> Written problem
Compute the number of lines that include the string "FinFET", then output that number and nothing else.

> Data for processing
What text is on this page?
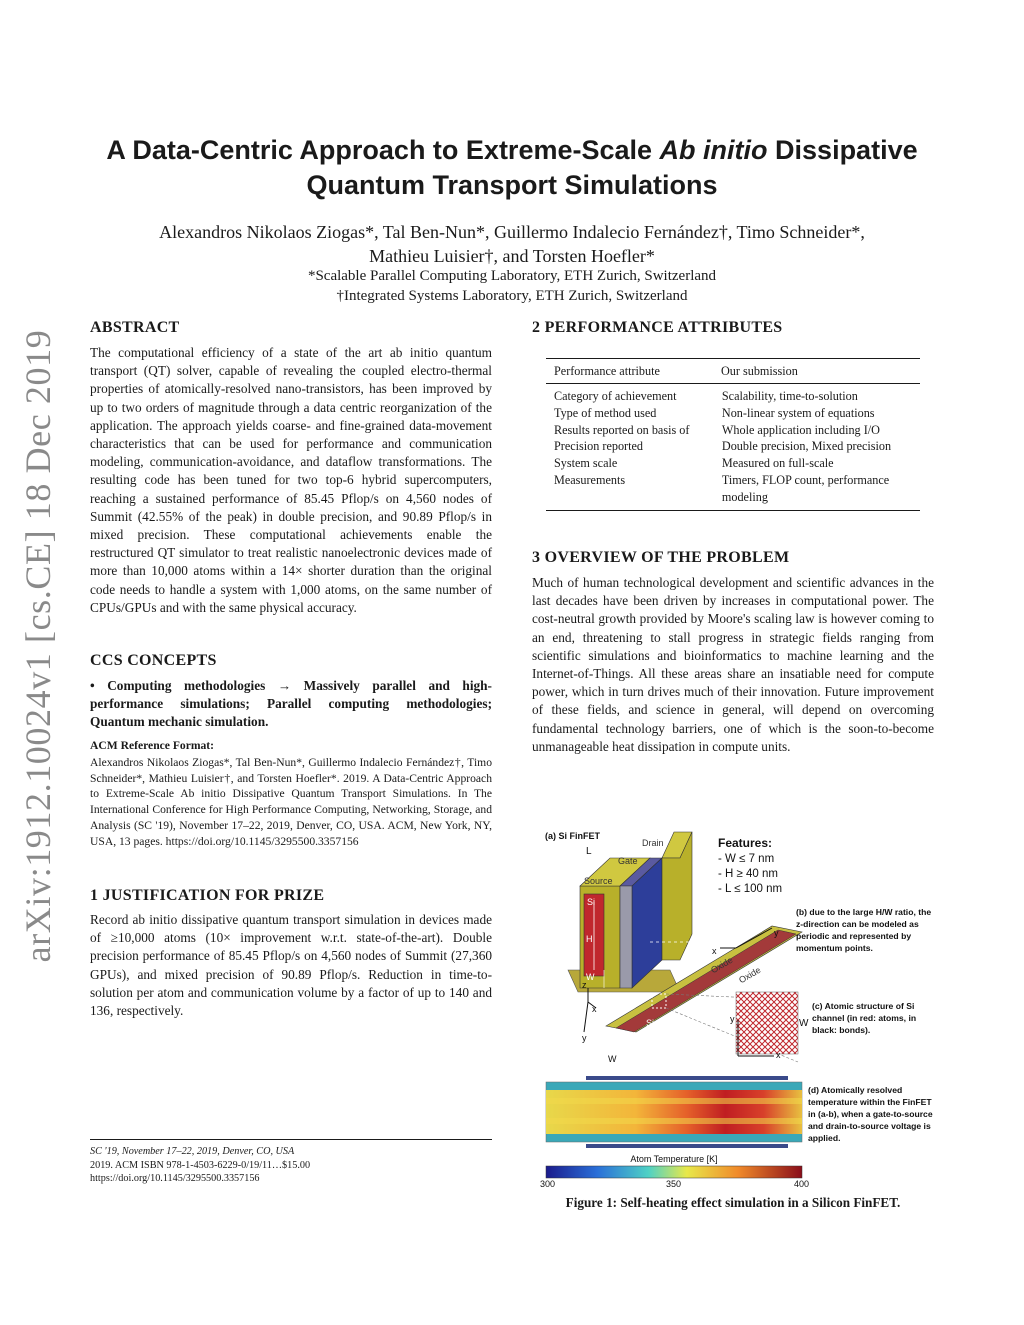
arXiv:1912.10024v1 [cs.CE] 18 Dec 2019
A Data-Centric Approach to Extreme-Scale Ab initio Dissipative
Quantum Transport Simulations
Alexandros Nikolaos Ziogas*, Tal Ben-Nun*, Guillermo Indalecio Fernández†, Timo Schneider*,
Mathieu Luisier†, and Torsten Hoefler*
*Scalable Parallel Computing Laboratory, ETH Zurich, Switzerland
†Integrated Systems Laboratory, ETH Zurich, Switzerland
ABSTRACT
The computational efficiency of a state of the art ab initio quantum transport (QT) solver, capable of revealing the coupled electro-thermal properties of atomically-resolved nano-transistors, has been improved by up to two orders of magnitude through a data centric reorganization of the application. The approach yields coarse- and fine-grained data-movement characteristics that can be used for performance and communication modeling, communication-avoidance, and dataflow transformations. The resulting code has been tuned for two top-6 hybrid supercomputers, reaching a sustained performance of 85.45 Pflop/s on 4,560 nodes of Summit (42.55% of the peak) in double precision, and 90.89 Pflop/s in mixed precision. These computational achievements enable the restructured QT simulator to treat realistic nanoelectronic devices made of more than 10,000 atoms within a 14× shorter duration than the original code needs to handle a system with 1,000 atoms, on the same number of CPUs/GPUs and with the same physical accuracy.
CCS CONCEPTS
• Computing methodologies → Massively parallel and high-performance simulations; Parallel computing methodologies; Quantum mechanic simulation.
ACM Reference Format:
Alexandros Nikolaos Ziogas*, Tal Ben-Nun*, Guillermo Indalecio Fernández†, Timo Schneider*, Mathieu Luisier†, and Torsten Hoefler*. 2019. A Data-Centric Approach to Extreme-Scale Ab initio Dissipative Quantum Transport Simulations. In The International Conference for High Performance Computing, Networking, Storage, and Analysis (SC '19), November 17–22, 2019, Denver, CO, USA. ACM, New York, NY, USA, 13 pages. https://doi.org/10.1145/3295500.3357156
1 JUSTIFICATION FOR PRIZE
Record ab initio dissipative quantum transport simulation in devices made of ≥10,000 atoms (10× improvement w.r.t. state-of-the-art). Double precision performance of 85.45 Pflop/s on 4,560 nodes of Summit (27,360 GPUs), and mixed precision of 90.89 Pflop/s. Reduction in time-to-solution per atom and communication volume by a factor of up to 140 and 136, respectively.
SC '19, November 17–22, 2019, Denver, CO, USA
2019. ACM ISBN 978-1-4503-6229-0/19/11…$15.00
https://doi.org/10.1145/3295500.3357156
2 PERFORMANCE ATTRIBUTES
Performance attribute	Our submission
Category of achievement	Scalability, time-to-solution
Type of method used	Non-linear system of equations
Results reported on basis of	Whole application including I/O
Precision reported	Double precision, Mixed precision
System scale	Measured on full-scale
Measurements	Timers, FLOP count, performance modeling
3 OVERVIEW OF THE PROBLEM
Much of human technological development and scientific advances in the last decades have been driven by increases in computational power. The cost-neutral growth provided by Moore's scaling law is however coming to an end, threatening to stall progress in strategic fields ranging from scientific simulations and bioinformatics to machine learning and the Internet-of-Things. All these areas share an insatiable need for compute power, which in turn drives much of their innovation. Future improvement of these fields, and science in general, will depend on overcoming fundamental technology barriers, one of which is the soon-to-become unmanageable heat dissipation in compute units.
(a) Si FinFET
L
Drain
Gate
Source
Si
H
W
z
x
y
W
Si
x
y
Oxide Oxide
y
x
W
Features:
- W ≤ 7 nm
- H ≥ 40 nm
- L ≤ 100 nm
(b) due to the large H/W ratio, the z-direction can be modeled as periodic and represented by momentum points.
(c) Atomic structure of Si channel (in red: atoms, in black: bonds).
(d) Atomically resolved temperature within the FinFET in (a-b), when a gate-to-source and drain-to-source voltage is applied.
Atom Temperature [K]
300	350	400
Figure 1: Self-heating effect simulation in a Silicon FinFET.
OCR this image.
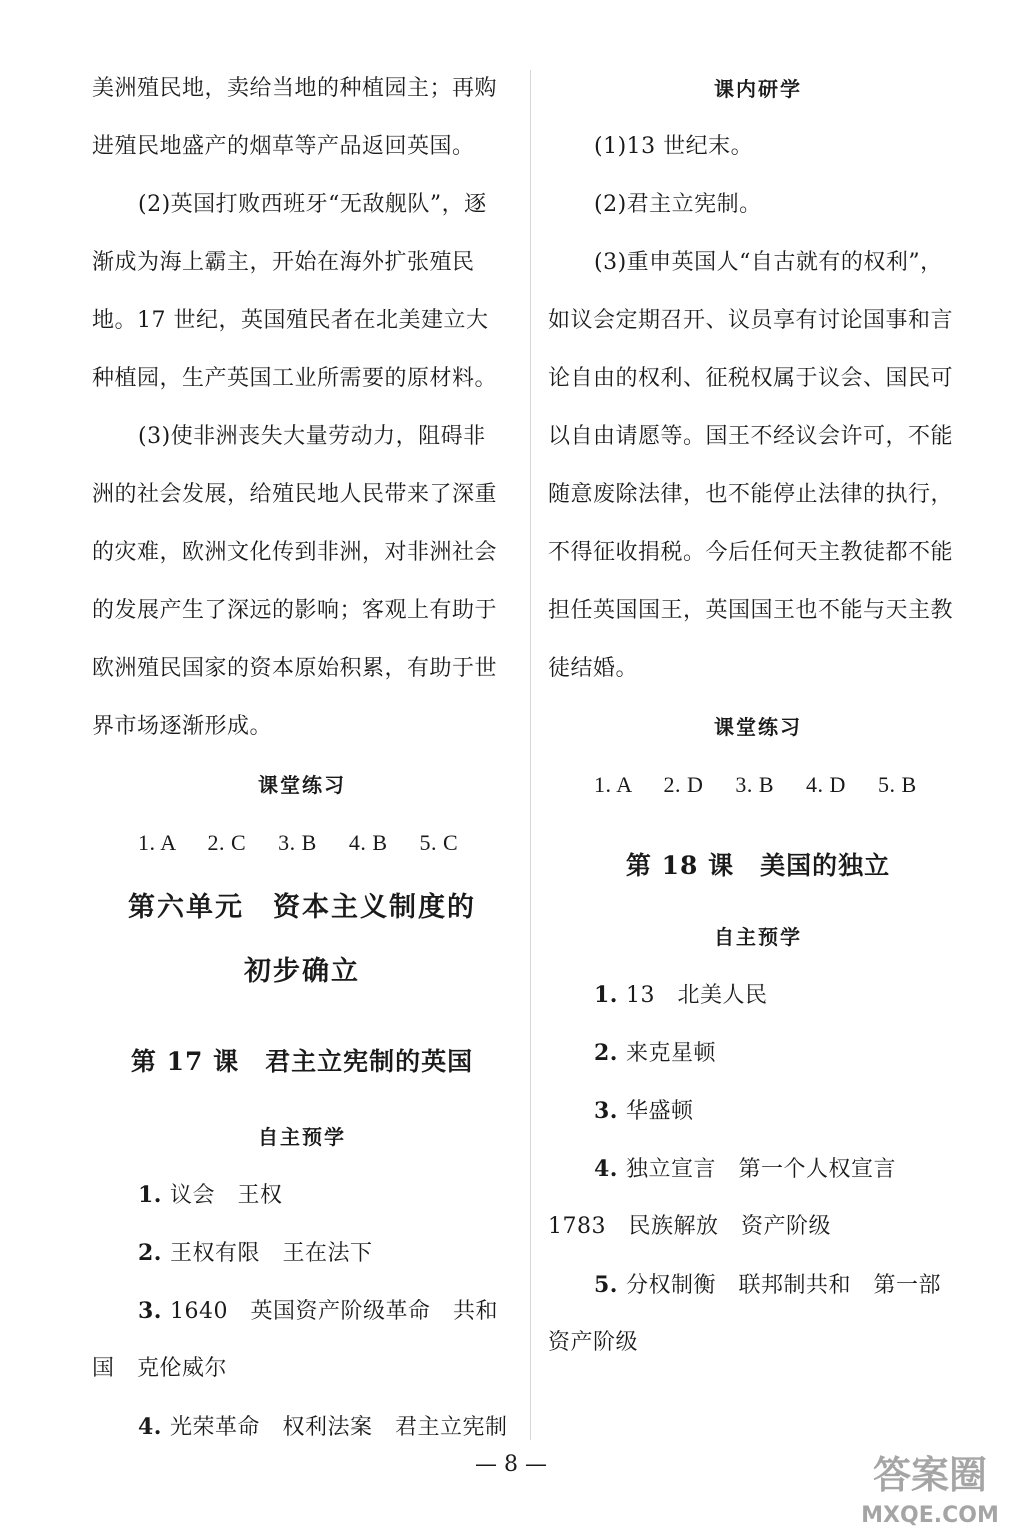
美洲殖民地，卖给当地的种植园主；再购
进殖民地盛产的烟草等产品返回英国。
(2)英国打败西班牙“无敌舰队”，逐
渐成为海上霸主，开始在海外扩张殖民
地。17 世纪，英国殖民者在北美建立大
种植园，生产英国工业所需要的原材料。
(3)使非洲丧失大量劳动力，阻碍非
洲的社会发展，给殖民地人民带来了深重
的灾难，欧洲文化传到非洲，对非洲社会
的发展产生了深远的影响；客观上有助于
欧洲殖民国家的资本原始积累，有助于世
界市场逐渐形成。
课堂练习
1. A 2. C 3. B 4. B 5. C
第六单元　资本主义制度的
初步确立
第 17 课　君主立宪制的英国
自主预学
1. 议会　王权
2. 王权有限　王在法下
3. 1640　英国资产阶级革命　共和
国　克伦威尔
4. 光荣革命　权利法案　君主立宪制
课内研学
(1)13 世纪末。
(2)君主立宪制。
(3)重申英国人“自古就有的权利”，
如议会定期召开、议员享有讨论国事和言
论自由的权利、征税权属于议会、国民可
以自由请愿等。国王不经议会许可，不能
随意废除法律，也不能停止法律的执行，
不得征收捐税。今后任何天主教徒都不能
担任英国国王，英国国王也不能与天主教
徒结婚。
课堂练习
1. A 2. D 3. B 4. D 5. B
第 18 课　美国的独立
自主预学
1. 13　北美人民
2. 来克星顿
3. 华盛顿
4. 独立宣言　第一个人权宣言
1783　民族解放　资产阶级
5. 分权制衡　联邦制共和　第一部
资产阶级
— 8 —	答案圈
MXQE.COM
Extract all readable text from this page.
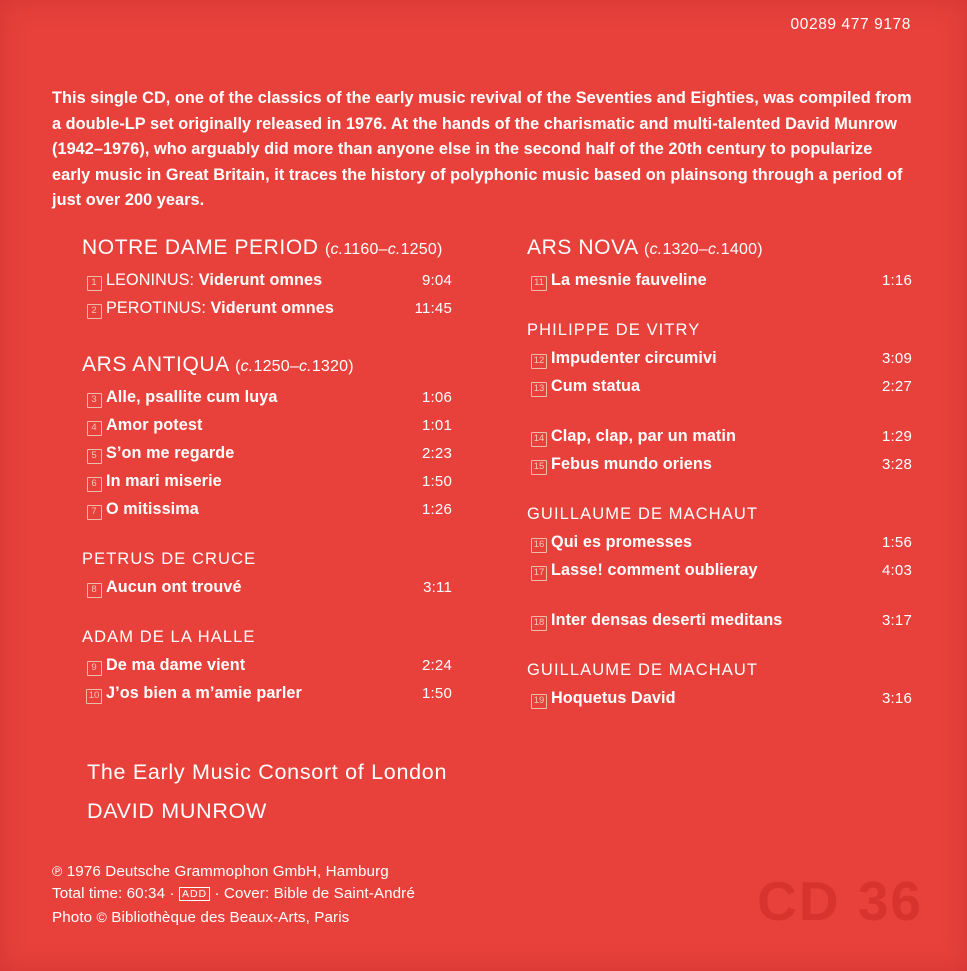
00289 477 9178
This single CD, one of the classics of the early music revival of the Seventies and Eighties, was compiled from a double-LP set originally released in 1976. At the hands of the charismatic and multi-talented David Munrow (1942–1976), who arguably did more than anyone else in the second half of the 20th century to popularize early music in Great Britain, it traces the history of polyphonic music based on plainsong through a period of just over 200 years.
NOTRE DAME PERIOD (c.1160–c.1250)
1 LEONINUS: Viderunt omnes	9:04
2 PEROTINUS: Viderunt omnes	11:45
ARS ANTIQUA (c.1250–c.1320)
3 Alle, psallite cum luya	1:06
4 Amor potest	1:01
5 S’on me regarde	2:23
6 In mari miserie	1:50
7 O mitissima	1:26
PETRUS DE CRUCE
8 Aucun ont trouvé	3:11
ADAM DE LA HALLE
9 De ma dame vient	2:24
10 J’os bien a m’amie parler	1:50
ARS NOVA (c.1320–c.1400)
11 La mesnie fauveline	1:16
PHILIPPE DE VITRY
12 Impudenter circumivi	3:09
13 Cum statua	2:27
14 Clap, clap, par un matin	1:29
15 Febus mundo oriens	3:28
GUILLAUME DE MACHAUT
16 Qui es promesses	1:56
17 Lasse! comment oublieray	4:03
18 Inter densas deserti meditans	3:17
GUILLAUME DE MACHAUT
19 Hoquetus David	3:16
The Early Music Consort of London
DAVID MUNROW
℗ 1976 Deutsche Grammophon GmbH, Hamburg
Total time: 60:34 · ADD · Cover: Bible de Saint-André
Photo © Bibliothèque des Beaux-Arts, Paris	CD 36
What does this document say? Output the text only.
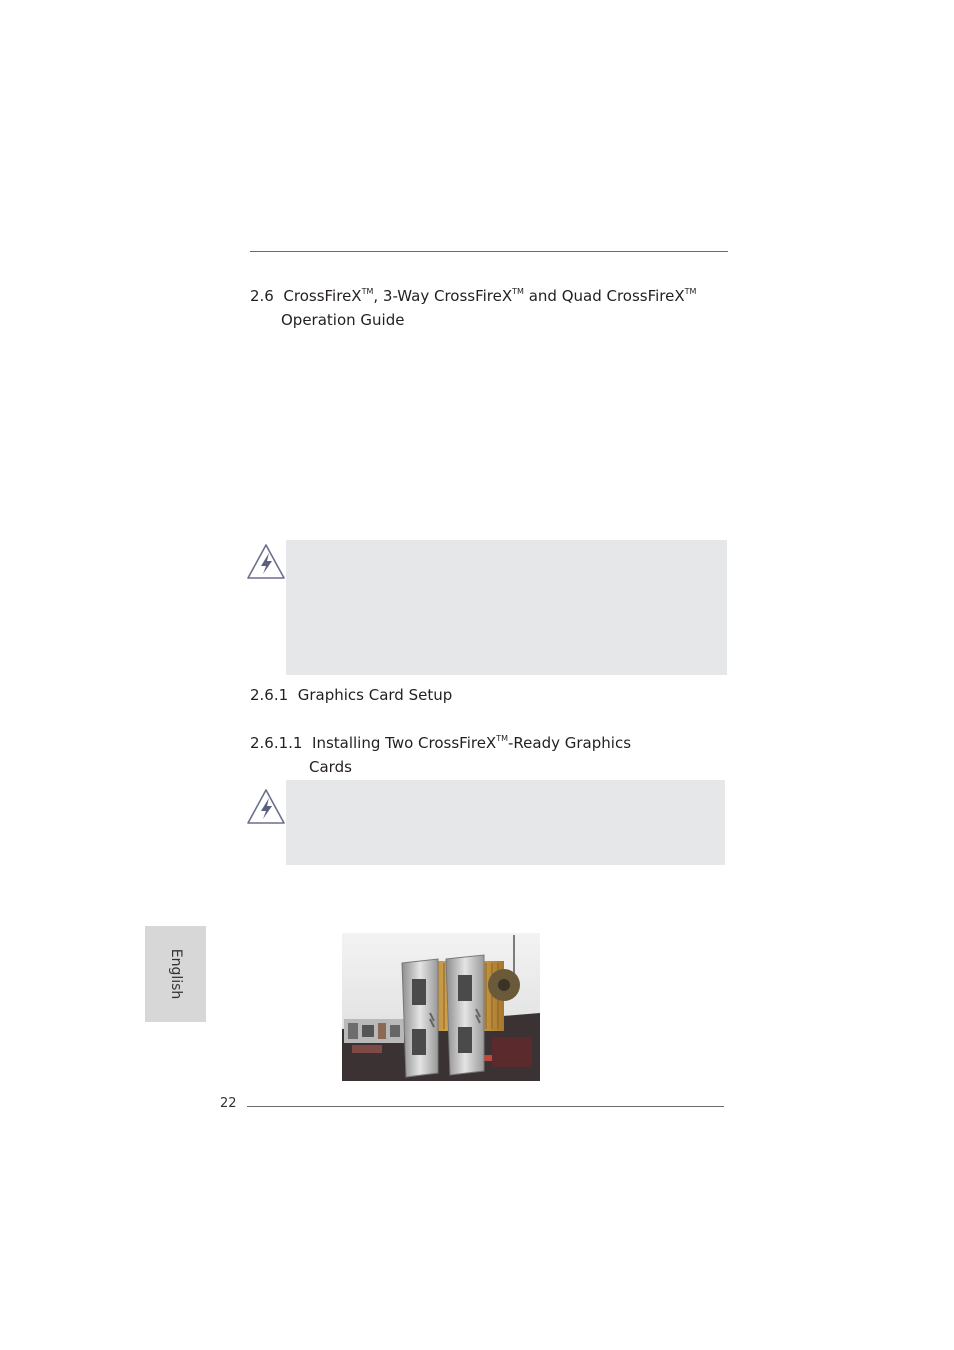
2.6 CrossFireX™, 3-Way CrossFireX™ and Quad CrossFireX™
Operation Guide
2.6.1 Graphics Card Setup
2.6.1.1 Installing Two CrossFireX™-Ready Graphics
Cards
English
22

> Expected answer
3